Liquidity and Capital Resources

 

Liquidity

 

Cash generated from operations and borrowings under our $550 million of credit facilities are our primary sources of liquidity. At December 31, 2011, we had net working capital deficit of $29 million and available borrowing

 

51


Table of Contents

capacity under the credit facilities of $550 million. The primary driver of the working capital deficit is an increase in current liabilities related to $250 million of 7.25 percent Senior Notes, which matured and were repaid in February 2012. Our working capital position reflects crude oil and refined products inventories based on historical costs under the last-in, first-out (“LIFO”) method of accounting. If the inventories had been valued at their current replacement cost, we would have had working capital of $167 million at December 31, 2011. We periodically supplement our cash flows from operations with proceeds from debt and equity financing activities.

 

Capital Resources

 

Credit Facilities

 

In August 2011, we replaced our existing $458 million of credit facilities with two new credit facilities totaling $550 million. The new credit facilities consist of a five-year $350 million unsecured credit facility (the “$350 million Credit Facility”) and a $200 million 364 day unsecured credit facility (the “$200 million Credit Facility”).

 

The $350 million Credit Facility is available to fund the Operating Partnership’s working capital requirements, to finance acquisitions, to finance capital projects and for general partnership purposes. The $350 million Credit Facility matures in August 2016 and may be prepaid at any time. It bears interest at LIBOR or the Base Rate (defined as the highest of (a) the Federal Funds Rate plus 0.50%, (b) the Citibank prime rate or (c) LIBOR plus an applicable margin) or the Federal Funds Rate (each plus the applicable margin).

[Visual layout records]
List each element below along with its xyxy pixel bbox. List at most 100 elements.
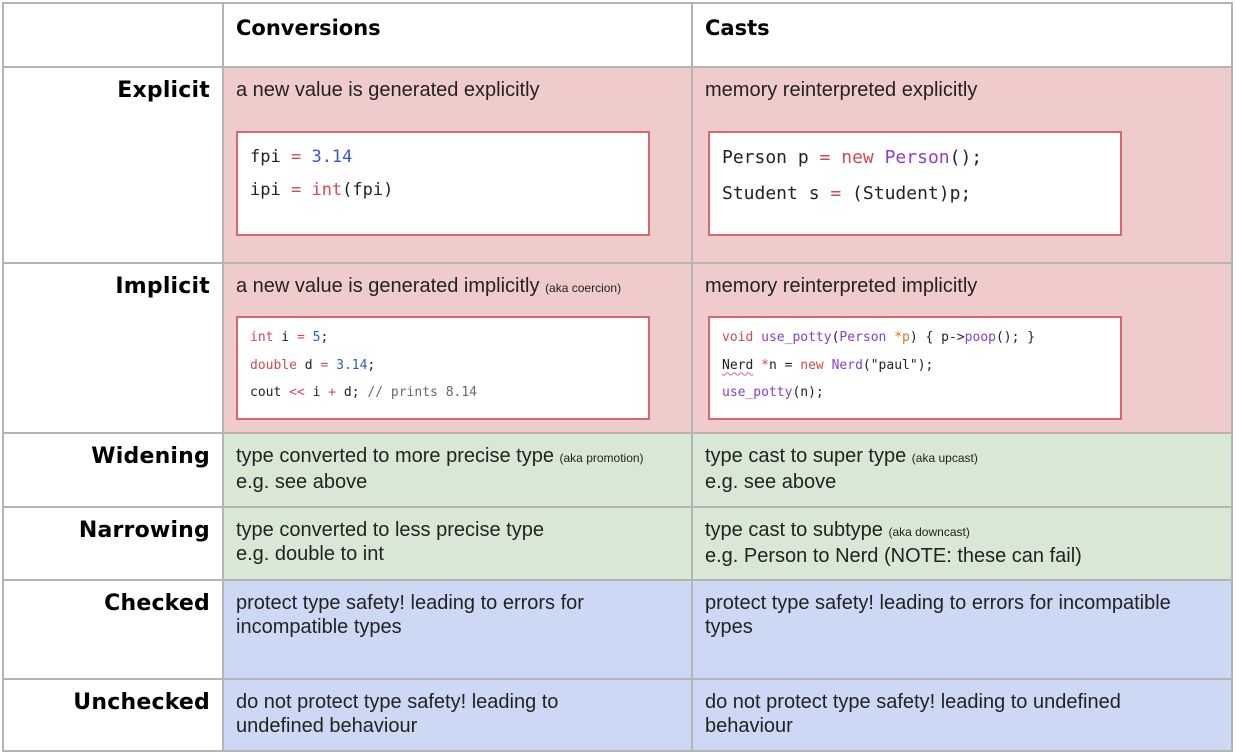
widening-casts-text: type cast to super type (aka upcast) e.g.…	[705, 444, 1221, 494]
code-token: (Student)p;	[841, 183, 972, 204]
unchecked-conversions-cell: do not protect type safety! leading to u…	[224, 680, 693, 752]
example: e.g. see above	[705, 471, 837, 493]
code-line: int i = 5;	[250, 330, 328, 345]
row-label-cell-widening: Widening	[2, 434, 224, 508]
code-token: 3.14	[311, 147, 353, 167]
code-line: ipi = int(fpi)	[250, 180, 393, 200]
row-label-widening: Widening	[91, 444, 210, 469]
header-conversions-cell: Conversions	[224, 2, 693, 68]
code-token: new	[800, 357, 824, 373]
column-header-casts: Casts	[705, 16, 770, 40]
code-token: =	[819, 147, 831, 168]
row-label-cell-narrowing: Narrowing	[2, 508, 224, 581]
code-token: *p	[894, 330, 910, 345]
code-token: =	[290, 147, 302, 167]
code-token: ipi	[250, 180, 291, 200]
description: type converted to more precise type	[236, 445, 554, 467]
code-snippet-explicit-conversion: fpi = 3.14 ipi = int(fpi)	[236, 131, 650, 236]
code-line: void use_potty(Person *p) { p->poop(); }	[722, 330, 1035, 345]
row-label-narrowing: Narrowing	[78, 518, 210, 543]
code-token: // prints 8.14	[367, 385, 477, 400]
row-label-implicit: Implicit	[115, 274, 210, 299]
narrowing-conversions-text: type converted to less precise type e.g. …	[236, 518, 681, 566]
code-token: ) { p->	[909, 330, 965, 345]
row-label-cell-explicit: Explicit	[2, 68, 224, 264]
description: memory reinterpreted implicitly	[705, 275, 978, 297]
code-token: (fpi)	[342, 180, 394, 200]
code-token: =	[296, 330, 305, 345]
code-token: *	[761, 357, 769, 373]
code-token: (); }	[995, 330, 1036, 345]
row-label-unchecked: Unchecked	[73, 690, 210, 715]
code-line: use_potty(n);	[722, 385, 824, 400]
widening-conversions-text: type converted to more precise type (aka…	[236, 444, 681, 494]
code-line: cout << i + d; // prints 8.14	[250, 385, 477, 400]
code-token: +	[328, 385, 337, 400]
code-token: =	[290, 180, 302, 200]
widening-conversions-cell: type converted to more precise type (aka…	[224, 434, 693, 508]
code-snippet-implicit-cast: void use_potty(Person *p) { p->poop(); }…	[708, 316, 1122, 420]
code-token: ;	[320, 330, 329, 345]
aka-note: (aka upcast)	[911, 451, 978, 465]
unchecked-conversions-text: do not protect type safety! leading to u…	[236, 691, 559, 737]
description: type cast to subtype	[705, 519, 883, 541]
comparison-table: Conversions Casts Explicit a new value i…	[2, 2, 1233, 752]
explicit-conversions-cell: a new value is generated explicitly fpi …	[224, 68, 693, 264]
aka-note: (aka promotion)	[559, 451, 644, 465]
code-token: Nerd	[831, 357, 863, 373]
column-header-conversions: Conversions	[236, 16, 381, 40]
code-line: double d = 3.14;	[250, 358, 375, 373]
narrowing-casts-text: type cast to subtype (aka downcast) e.g. …	[705, 518, 1221, 568]
description: type cast to super type	[705, 445, 907, 467]
explicit-casts-cell: memory reinterpreted explicitly Person p…	[693, 68, 1233, 264]
description: a new value is generated explicitly	[236, 79, 540, 101]
code-token: void	[722, 330, 754, 345]
code-token: (n);	[792, 385, 824, 400]
implicit-conversions-cell: a new value is generated implicitly (aka…	[224, 264, 693, 434]
widening-casts-cell: type cast to super type (aka upcast) e.g.…	[693, 434, 1233, 508]
code-token: d;	[336, 385, 368, 400]
checked-casts-cell: protect type safety! leading to errors f…	[693, 581, 1233, 680]
code-token: ;	[367, 357, 376, 373]
code-token: cout	[250, 385, 290, 400]
description: a new value is generated implicitly	[236, 275, 540, 297]
checked-conversions-text: protect type safety! leading to errors f…	[236, 592, 584, 638]
checked-casts-text: protect type safety! leading to errors f…	[705, 592, 1171, 638]
code-token: new	[841, 147, 874, 168]
narrowing-conversions-cell: type converted to less precise type e.g. …	[224, 508, 693, 581]
code-token: int	[250, 330, 274, 345]
code-token: ();	[949, 147, 983, 168]
code-token: d	[296, 357, 321, 373]
unchecked-casts-cell: do not protect type safety! leading to u…	[693, 680, 1233, 752]
row-label-cell-checked: Checked	[2, 581, 224, 680]
code-line: Student s = (Student)p;	[722, 183, 971, 204]
code-line: Nerd *n = new Nerd("paul");	[722, 358, 933, 373]
implicit-casts-text: memory reinterpreted implicitly	[705, 274, 1221, 298]
code-snippet-explicit-cast: Person p = new Person(); Student s = (Stu…	[708, 131, 1122, 236]
row-label-explicit: Explicit	[117, 78, 210, 103]
code-token: double	[250, 357, 297, 373]
aka-note: (aka coercion)	[545, 281, 622, 295]
row-label-checked: Checked	[104, 591, 210, 616]
code-token: =	[830, 183, 842, 204]
row-label-cell-implicit: Implicit	[2, 264, 224, 434]
description: type converted to less precise type	[236, 519, 544, 541]
code-token: Nerd	[722, 357, 754, 373]
row-label-cell-unchecked: Unchecked	[2, 680, 224, 752]
code-snippet-implicit-conversion: int i = 5; double d = 3.14; cout << i + d;…	[236, 316, 650, 420]
explicit-casts-text: memory reinterpreted explicitly	[705, 78, 1221, 102]
example: e.g. double to int	[236, 543, 384, 565]
code-token: use_potty	[761, 330, 832, 345]
checked-conversions-cell: protect type safety! leading to errors f…	[224, 581, 693, 680]
code-token: i	[273, 330, 297, 345]
code-token: n =	[768, 357, 801, 373]
code-token: int	[311, 180, 343, 200]
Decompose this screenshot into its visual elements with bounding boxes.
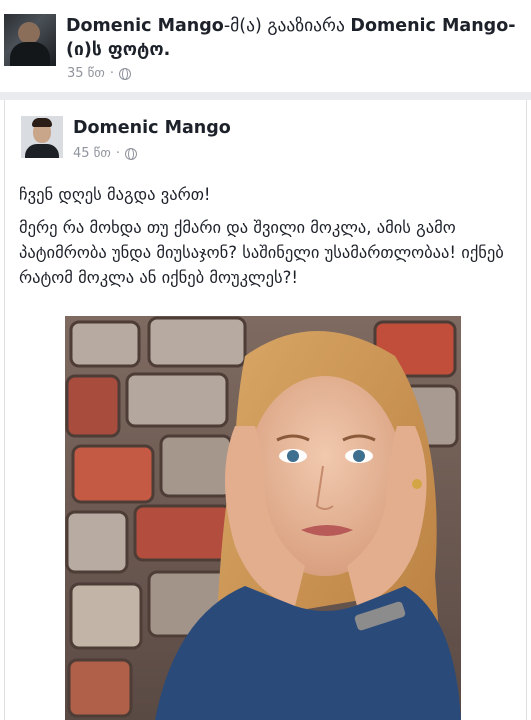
post-timestamp[interactable]: 45 წთ (73, 146, 111, 161)
post-photo[interactable] (65, 316, 461, 720)
post-text-paragraph: მერე რა მოხდა თუ ქმარი და შვილი მოკლა, ა… (19, 218, 504, 287)
share-header: Domenic Mango-მ(ა) გააზიარა Domenic Mang… (0, 0, 531, 92)
post-text-line: ჩვენ დღეს მაგდა ვართ! (19, 185, 211, 204)
post-text: ჩვენ დღეს მაგდა ვართ! მერე რა მოხდა თუ ქ… (19, 182, 514, 298)
share-connector: -მ(ა) გააზიარა (223, 16, 345, 36)
sharer-avatar[interactable] (4, 14, 56, 66)
globe-icon[interactable] (118, 67, 131, 80)
author-name-link[interactable]: Domenic Mango (73, 118, 231, 138)
owner-name-link[interactable]: Domenic Mango (350, 16, 508, 36)
shared-post-card: Domenic Mango 45 წთ · ჩვენ დღეს მაგდა ვა… (4, 100, 527, 720)
share-title: Domenic Mango-მ(ა) გააზიარა Domenic Mang… (66, 14, 521, 62)
post-meta: 45 წთ · (73, 146, 137, 161)
photo-illustration (65, 316, 461, 720)
share-meta: 35 წთ · (67, 66, 131, 81)
sharer-name-link[interactable]: Domenic Mango (66, 16, 224, 36)
share-timestamp[interactable]: 35 წთ (67, 66, 105, 81)
globe-icon[interactable] (124, 147, 137, 160)
feed-divider (0, 92, 531, 100)
author-avatar[interactable] (21, 116, 63, 158)
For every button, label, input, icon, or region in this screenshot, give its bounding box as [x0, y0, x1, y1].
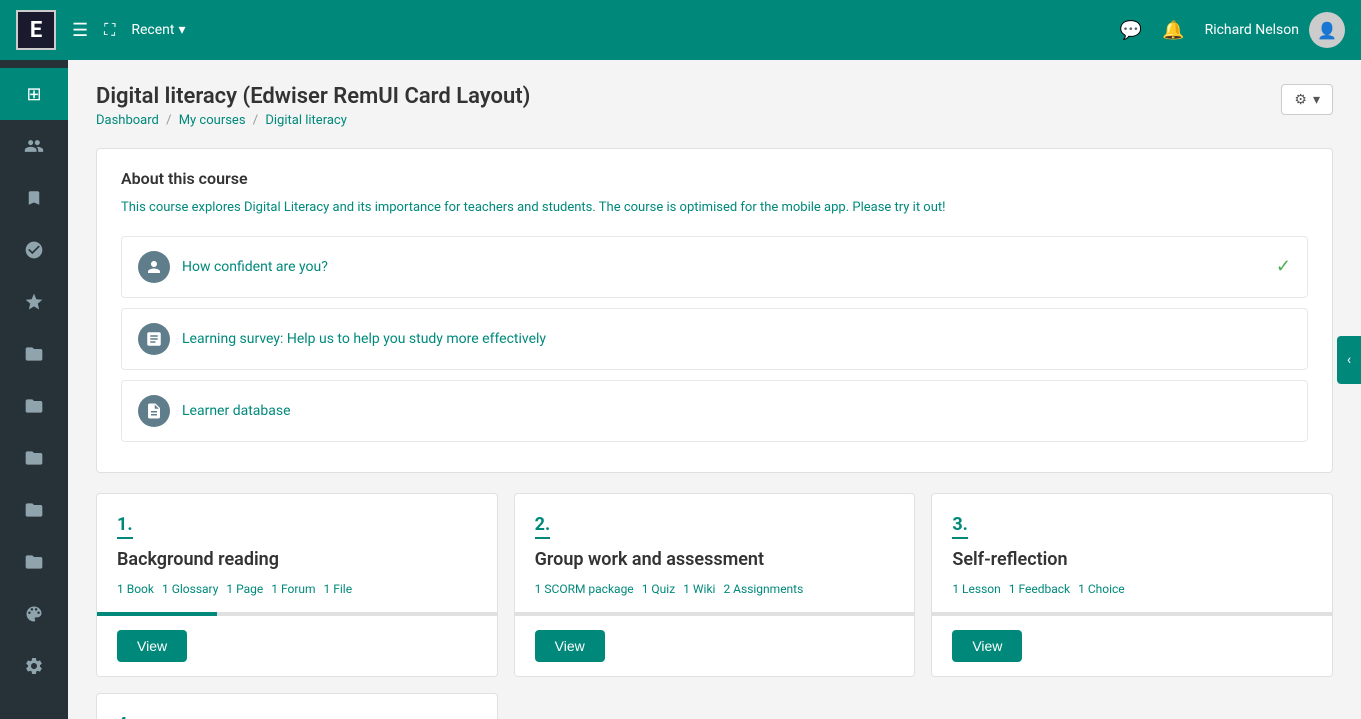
survey-item-3: Learner database — [121, 380, 1308, 442]
breadcrumb-dashboard[interactable]: Dashboard — [96, 113, 159, 128]
sidebar-item-folder3[interactable] — [0, 432, 68, 484]
sidebar-item-bookmark[interactable] — [0, 172, 68, 224]
survey-item-1: How confident are you? ✓ — [121, 236, 1308, 298]
user-name: Richard Nelson — [1205, 22, 1299, 38]
page-title-section: Digital literacy (Edwiser RemUI Card Lay… — [96, 84, 530, 128]
card-meta-2: 1 SCORM package 1 Quiz 1 Wiki 2 Assignme… — [535, 582, 895, 596]
courses-grid: 1. Background reading 1 Book 1 Glossary … — [96, 493, 1333, 677]
course-card-4-partial: 4. — [96, 693, 498, 719]
main-layout: ⊞ — [0, 60, 1361, 719]
sidebar-item-folder2[interactable] — [0, 380, 68, 432]
survey-icon-3 — [138, 395, 170, 427]
user-menu[interactable]: Richard Nelson 👤 — [1205, 12, 1345, 48]
hamburger-menu[interactable]: ☰ — [72, 20, 88, 41]
gear-dropdown-button[interactable]: ⚙ ▾ — [1281, 84, 1333, 115]
survey-item-2: Learning survey: Help us to help you stu… — [121, 308, 1308, 370]
about-card: About this course This course explores D… — [96, 148, 1333, 473]
sidebar-item-folder4[interactable] — [0, 484, 68, 536]
right-panel-toggle[interactable]: ‹ — [1337, 336, 1361, 384]
view-button-3[interactable]: View — [952, 630, 1022, 662]
course-card-1: 1. Background reading 1 Book 1 Glossary … — [96, 493, 498, 677]
completed-check-icon: ✓ — [1276, 256, 1291, 277]
survey-icon-2 — [138, 323, 170, 355]
breadcrumb: Dashboard / My courses / Digital literac… — [96, 113, 530, 128]
main-content: Digital literacy (Edwiser RemUI Card Lay… — [68, 60, 1361, 719]
next-row: 4. — [96, 693, 1333, 719]
page-header: Digital literacy (Edwiser RemUI Card Lay… — [96, 84, 1333, 128]
card-number-4: 4. — [117, 714, 133, 719]
card-meta-3: 1 Lesson 1 Feedback 1 Choice — [952, 582, 1312, 596]
survey-link-2[interactable]: Learning survey: Help us to help you stu… — [182, 331, 546, 347]
card-number-2: 2. — [535, 514, 551, 539]
card-title-2: Group work and assessment — [535, 549, 895, 570]
survey-link-3[interactable]: Learner database — [182, 403, 291, 419]
sidebar-item-check[interactable] — [0, 224, 68, 276]
course-card-2: 2. Group work and assessment 1 SCORM pac… — [514, 493, 916, 677]
survey-link-1[interactable]: How confident are you? — [182, 259, 328, 275]
about-title: About this course — [121, 169, 1308, 188]
top-navigation: E ☰ ⛶ Recent ▾ 💬 🔔 Richard Nelson 👤 — [0, 0, 1361, 60]
gear-arrow-icon: ▾ — [1313, 91, 1320, 108]
card-title-1: Background reading — [117, 549, 477, 570]
card-title-3: Self-reflection — [952, 549, 1312, 570]
app-logo[interactable]: E — [16, 10, 56, 50]
view-button-2[interactable]: View — [535, 630, 605, 662]
avatar: 👤 — [1309, 12, 1345, 48]
sidebar-item-palette[interactable] — [0, 588, 68, 640]
sidebar-item-star[interactable] — [0, 276, 68, 328]
topnav-right: 💬 🔔 Richard Nelson 👤 — [1120, 12, 1345, 48]
about-description: This course explores Digital Literacy an… — [121, 198, 1308, 218]
gear-icon: ⚙ — [1294, 91, 1307, 108]
recent-menu[interactable]: Recent ▾ — [131, 22, 185, 38]
notifications-icon[interactable]: 🔔 — [1162, 20, 1184, 41]
sidebar-item-folder5[interactable] — [0, 536, 68, 588]
course-card-3: 3. Self-reflection 1 Lesson 1 Feedback 1… — [931, 493, 1333, 677]
messages-icon[interactable]: 💬 — [1120, 20, 1142, 41]
sidebar-item-dashboard[interactable]: ⊞ — [0, 68, 68, 120]
breadcrumb-my-courses[interactable]: My courses — [179, 113, 246, 128]
card-number-1: 1. — [117, 514, 133, 539]
sidebar-item-users[interactable] — [0, 120, 68, 172]
survey-icon-1 — [138, 251, 170, 283]
card-meta-1: 1 Book 1 Glossary 1 Page 1 Forum 1 File — [117, 582, 477, 596]
sidebar-item-settings[interactable] — [0, 640, 68, 692]
sidebar-item-folder1[interactable] — [0, 328, 68, 380]
breadcrumb-digital-literacy[interactable]: Digital literacy — [265, 113, 347, 128]
page-title: Digital literacy (Edwiser RemUI Card Lay… — [96, 84, 530, 109]
card-number-3: 3. — [952, 514, 968, 539]
fullscreen-button[interactable]: ⛶ — [104, 20, 115, 40]
sidebar: ⊞ — [0, 60, 68, 719]
view-button-1[interactable]: View — [117, 630, 187, 662]
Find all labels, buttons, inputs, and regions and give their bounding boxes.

#### What is expected
Repeat word for word the part of the liquidity and capital resources excerpt that opens with the words containing "The $350 million Credit Facility is" and closes with "the applicable margin).".

#### Solution to this problem
The $350 million Credit Facility is available to fund the Operating Partnership’s working capital requirements, to finance acquisitions, to finance capital projects and for general partnership purposes. The $350 million Credit Facility matures in August 2016 and may be prepaid at any time. It bears interest at LIBOR or the Base Rate (defined as the highest of (a) the Federal Funds Rate plus 0.50%, (b) the Citibank prime rate or (c) LIBOR plus an applicable margin) or the Federal Funds Rate (each plus the applicable margin).